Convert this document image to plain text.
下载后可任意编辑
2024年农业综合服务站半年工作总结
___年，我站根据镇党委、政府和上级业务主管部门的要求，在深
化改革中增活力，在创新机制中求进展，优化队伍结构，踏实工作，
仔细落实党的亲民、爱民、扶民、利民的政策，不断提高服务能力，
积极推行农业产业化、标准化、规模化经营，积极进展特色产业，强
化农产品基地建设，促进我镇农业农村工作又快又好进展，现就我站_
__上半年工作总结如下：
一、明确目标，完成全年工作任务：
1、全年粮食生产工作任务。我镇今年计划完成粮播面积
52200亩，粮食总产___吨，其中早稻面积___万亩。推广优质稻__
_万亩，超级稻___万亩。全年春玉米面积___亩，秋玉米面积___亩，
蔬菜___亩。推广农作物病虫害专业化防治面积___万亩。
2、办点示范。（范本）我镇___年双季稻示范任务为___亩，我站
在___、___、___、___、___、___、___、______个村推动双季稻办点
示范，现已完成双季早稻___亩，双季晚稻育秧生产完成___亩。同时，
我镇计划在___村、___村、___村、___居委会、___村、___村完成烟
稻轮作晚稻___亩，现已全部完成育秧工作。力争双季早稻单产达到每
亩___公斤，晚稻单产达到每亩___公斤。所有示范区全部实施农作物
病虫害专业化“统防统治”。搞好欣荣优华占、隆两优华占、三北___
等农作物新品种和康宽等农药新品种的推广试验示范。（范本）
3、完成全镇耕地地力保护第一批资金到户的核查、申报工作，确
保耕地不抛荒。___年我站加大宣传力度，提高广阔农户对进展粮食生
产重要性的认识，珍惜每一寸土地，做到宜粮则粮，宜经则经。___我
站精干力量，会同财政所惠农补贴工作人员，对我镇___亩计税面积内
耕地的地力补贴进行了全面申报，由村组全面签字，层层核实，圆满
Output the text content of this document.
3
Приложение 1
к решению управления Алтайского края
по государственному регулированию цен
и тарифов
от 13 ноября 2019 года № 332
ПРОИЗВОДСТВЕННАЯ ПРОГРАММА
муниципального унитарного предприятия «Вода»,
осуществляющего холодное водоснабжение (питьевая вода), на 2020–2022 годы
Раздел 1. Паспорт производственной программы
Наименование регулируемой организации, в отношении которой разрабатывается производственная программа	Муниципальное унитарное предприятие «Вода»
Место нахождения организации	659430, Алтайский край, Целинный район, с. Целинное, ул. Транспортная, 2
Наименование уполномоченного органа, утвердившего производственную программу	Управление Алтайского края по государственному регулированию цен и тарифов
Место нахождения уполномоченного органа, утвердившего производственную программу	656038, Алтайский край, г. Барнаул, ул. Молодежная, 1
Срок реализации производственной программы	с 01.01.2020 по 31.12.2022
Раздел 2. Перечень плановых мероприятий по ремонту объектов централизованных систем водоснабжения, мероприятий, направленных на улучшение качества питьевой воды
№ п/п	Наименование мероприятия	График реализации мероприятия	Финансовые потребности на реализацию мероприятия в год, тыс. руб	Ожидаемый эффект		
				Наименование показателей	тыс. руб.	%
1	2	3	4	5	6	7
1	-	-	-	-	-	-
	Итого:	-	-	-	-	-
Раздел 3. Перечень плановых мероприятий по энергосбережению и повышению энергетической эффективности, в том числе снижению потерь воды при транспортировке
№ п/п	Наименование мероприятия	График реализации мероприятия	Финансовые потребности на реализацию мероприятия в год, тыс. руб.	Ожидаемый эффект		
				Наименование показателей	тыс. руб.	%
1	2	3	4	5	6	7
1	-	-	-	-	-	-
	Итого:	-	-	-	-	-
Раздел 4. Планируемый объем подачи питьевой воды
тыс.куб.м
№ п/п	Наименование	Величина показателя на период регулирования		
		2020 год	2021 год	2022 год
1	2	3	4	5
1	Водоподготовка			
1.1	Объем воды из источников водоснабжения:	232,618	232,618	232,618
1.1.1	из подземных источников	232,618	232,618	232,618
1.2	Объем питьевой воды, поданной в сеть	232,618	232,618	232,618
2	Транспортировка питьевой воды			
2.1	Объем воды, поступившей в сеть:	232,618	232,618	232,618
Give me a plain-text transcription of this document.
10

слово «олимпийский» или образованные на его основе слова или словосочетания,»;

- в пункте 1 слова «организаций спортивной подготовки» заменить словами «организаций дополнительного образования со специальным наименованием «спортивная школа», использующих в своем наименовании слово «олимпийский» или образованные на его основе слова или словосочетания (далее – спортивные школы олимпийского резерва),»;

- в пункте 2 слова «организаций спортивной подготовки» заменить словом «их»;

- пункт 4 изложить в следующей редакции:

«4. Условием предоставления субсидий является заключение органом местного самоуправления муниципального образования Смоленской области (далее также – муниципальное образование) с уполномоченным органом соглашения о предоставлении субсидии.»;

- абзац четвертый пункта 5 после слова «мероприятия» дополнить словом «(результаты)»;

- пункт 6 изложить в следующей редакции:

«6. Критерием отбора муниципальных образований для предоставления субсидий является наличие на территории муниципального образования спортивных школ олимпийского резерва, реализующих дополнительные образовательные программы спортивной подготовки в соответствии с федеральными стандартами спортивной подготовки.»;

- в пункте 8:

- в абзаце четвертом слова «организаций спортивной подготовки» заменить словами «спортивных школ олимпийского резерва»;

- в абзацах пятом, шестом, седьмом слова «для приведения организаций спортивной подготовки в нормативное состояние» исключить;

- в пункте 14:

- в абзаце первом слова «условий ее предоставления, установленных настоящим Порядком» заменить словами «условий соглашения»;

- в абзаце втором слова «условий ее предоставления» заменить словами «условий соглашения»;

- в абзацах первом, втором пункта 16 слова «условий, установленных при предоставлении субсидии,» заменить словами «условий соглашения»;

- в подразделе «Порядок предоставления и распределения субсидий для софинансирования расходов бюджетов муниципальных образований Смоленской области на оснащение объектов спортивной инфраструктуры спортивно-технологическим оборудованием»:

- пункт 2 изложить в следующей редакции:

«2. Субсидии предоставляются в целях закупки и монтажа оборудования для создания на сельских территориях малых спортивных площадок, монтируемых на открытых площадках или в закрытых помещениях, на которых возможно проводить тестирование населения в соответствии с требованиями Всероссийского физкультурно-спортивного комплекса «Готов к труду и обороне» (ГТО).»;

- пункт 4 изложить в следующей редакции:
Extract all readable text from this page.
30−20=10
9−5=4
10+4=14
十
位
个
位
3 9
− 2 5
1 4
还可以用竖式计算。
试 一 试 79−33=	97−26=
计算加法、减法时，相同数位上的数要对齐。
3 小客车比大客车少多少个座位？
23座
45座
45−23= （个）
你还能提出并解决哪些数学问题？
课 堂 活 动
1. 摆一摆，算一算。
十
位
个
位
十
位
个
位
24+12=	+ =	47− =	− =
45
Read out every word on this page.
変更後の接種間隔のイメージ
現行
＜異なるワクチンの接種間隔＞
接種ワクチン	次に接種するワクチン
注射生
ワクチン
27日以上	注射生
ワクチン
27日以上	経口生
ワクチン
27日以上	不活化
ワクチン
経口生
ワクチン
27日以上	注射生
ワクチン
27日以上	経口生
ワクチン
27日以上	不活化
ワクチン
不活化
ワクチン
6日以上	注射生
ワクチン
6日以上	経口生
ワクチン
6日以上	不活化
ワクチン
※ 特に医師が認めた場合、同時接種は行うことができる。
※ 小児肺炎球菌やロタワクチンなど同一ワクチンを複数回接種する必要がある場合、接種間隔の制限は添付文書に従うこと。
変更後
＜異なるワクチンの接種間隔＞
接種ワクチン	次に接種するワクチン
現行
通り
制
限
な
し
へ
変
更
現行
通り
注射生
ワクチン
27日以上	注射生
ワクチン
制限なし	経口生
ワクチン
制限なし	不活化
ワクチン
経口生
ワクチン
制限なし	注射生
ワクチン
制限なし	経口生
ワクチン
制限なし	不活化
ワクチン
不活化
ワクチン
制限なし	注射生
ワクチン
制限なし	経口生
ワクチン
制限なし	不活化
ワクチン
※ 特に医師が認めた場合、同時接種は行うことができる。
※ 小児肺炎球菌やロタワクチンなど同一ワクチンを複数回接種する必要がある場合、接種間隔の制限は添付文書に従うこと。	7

+--

-- Exercise --
Scan the material line by line and report each one that contains "питьевой".

-- Problem solution --
Раздел 2. Перечень плановых мероприятий по ремонту объектов централизованных систем водоснабжения, мероприятий, направленных на улучшение качества питьевой воды
Раздел 4. Планируемый объем подачи питьевой воды
1.2	Объем питьевой воды, поданной в сеть	232,618	232,618	232,618
2	Транспортировка питьевой воды			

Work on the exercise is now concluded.